[Entries from a dataset]
☆ ☆ ☆

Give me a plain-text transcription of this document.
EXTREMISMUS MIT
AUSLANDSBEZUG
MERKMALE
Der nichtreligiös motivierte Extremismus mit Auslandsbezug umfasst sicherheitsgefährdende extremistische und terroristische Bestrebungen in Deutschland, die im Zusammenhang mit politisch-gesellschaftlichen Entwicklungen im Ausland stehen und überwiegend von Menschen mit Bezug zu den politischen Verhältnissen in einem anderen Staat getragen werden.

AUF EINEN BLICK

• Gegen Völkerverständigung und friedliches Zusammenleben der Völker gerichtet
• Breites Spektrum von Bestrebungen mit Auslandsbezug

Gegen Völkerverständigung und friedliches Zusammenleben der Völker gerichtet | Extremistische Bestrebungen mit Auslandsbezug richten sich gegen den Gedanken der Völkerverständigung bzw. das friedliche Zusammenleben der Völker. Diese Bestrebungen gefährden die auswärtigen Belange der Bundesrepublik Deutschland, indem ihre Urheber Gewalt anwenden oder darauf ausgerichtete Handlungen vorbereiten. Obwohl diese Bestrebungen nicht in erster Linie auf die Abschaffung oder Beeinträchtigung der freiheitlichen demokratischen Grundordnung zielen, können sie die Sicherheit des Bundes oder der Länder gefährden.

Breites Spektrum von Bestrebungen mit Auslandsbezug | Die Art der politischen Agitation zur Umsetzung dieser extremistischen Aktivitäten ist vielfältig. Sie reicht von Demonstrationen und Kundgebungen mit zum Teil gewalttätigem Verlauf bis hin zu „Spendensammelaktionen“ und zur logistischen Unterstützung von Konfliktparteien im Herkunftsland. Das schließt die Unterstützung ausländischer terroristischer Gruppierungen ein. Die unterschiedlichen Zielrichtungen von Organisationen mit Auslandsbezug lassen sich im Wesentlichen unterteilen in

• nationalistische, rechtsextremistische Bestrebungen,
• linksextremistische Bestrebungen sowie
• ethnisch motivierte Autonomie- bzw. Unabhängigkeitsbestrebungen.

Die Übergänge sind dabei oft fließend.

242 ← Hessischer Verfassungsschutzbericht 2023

☆ ☆ ☆

Extract the complete set of records unchanged.

Give me a plain-text transcription of this document.
EXTREMISMUS MIT
AUSLANDSBEZUG
MERKMALE
Der nichtreligiös motivierte Extremismus mit Auslandsbezug umfasst sicherheitsgefährdende extremistische und terroristische Bestrebungen in Deutschland, die im Zusammenhang mit politisch-gesellschaftlichen Entwicklungen im Ausland stehen und überwiegend von Menschen mit Bezug zu den politischen Verhältnissen in einem anderen Staat getragen werden.

AUF EINEN BLICK

• Gegen Völkerverständigung und friedliches Zusammenleben der Völker gerichtet
• Breites Spektrum von Bestrebungen mit Auslandsbezug

Gegen Völkerverständigung und friedliches Zusammenleben der Völker gerichtet | Extremistische Bestrebungen mit Auslandsbezug richten sich gegen den Gedanken der Völkerverständigung bzw. das friedliche Zusammenleben der Völker. Diese Bestrebungen gefährden die auswärtigen Belange der Bundesrepublik Deutschland, indem ihre Urheber Gewalt anwenden oder darauf ausgerichtete Handlungen vorbereiten. Obwohl diese Bestrebungen nicht in erster Linie auf die Abschaffung oder Beeinträchtigung der freiheitlichen demokratischen Grundordnung zielen, können sie die Sicherheit des Bundes oder der Länder gefährden.

Breites Spektrum von Bestrebungen mit Auslandsbezug | Die Art der politischen Agitation zur Umsetzung dieser extremistischen Aktivitäten ist vielfältig. Sie reicht von Demonstrationen und Kundgebungen mit zum Teil gewalttätigem Verlauf bis hin zu „Spendensammelaktionen“ und zur logistischen Unterstützung von Konfliktparteien im Herkunftsland. Das schließt die Unterstützung ausländischer terroristischer Gruppierungen ein. Die unterschiedlichen Zielrichtungen von Organisationen mit Auslandsbezug lassen sich im Wesentlichen unterteilen in

• nationalistische, rechtsextremistische Bestrebungen,
• linksextremistische Bestrebungen sowie
• ethnisch motivierte Autonomie- bzw. Unabhängigkeitsbestrebungen.

Die Übergänge sind dabei oft fließend.

242 ← Hessischer Verfassungsschutzbericht 2023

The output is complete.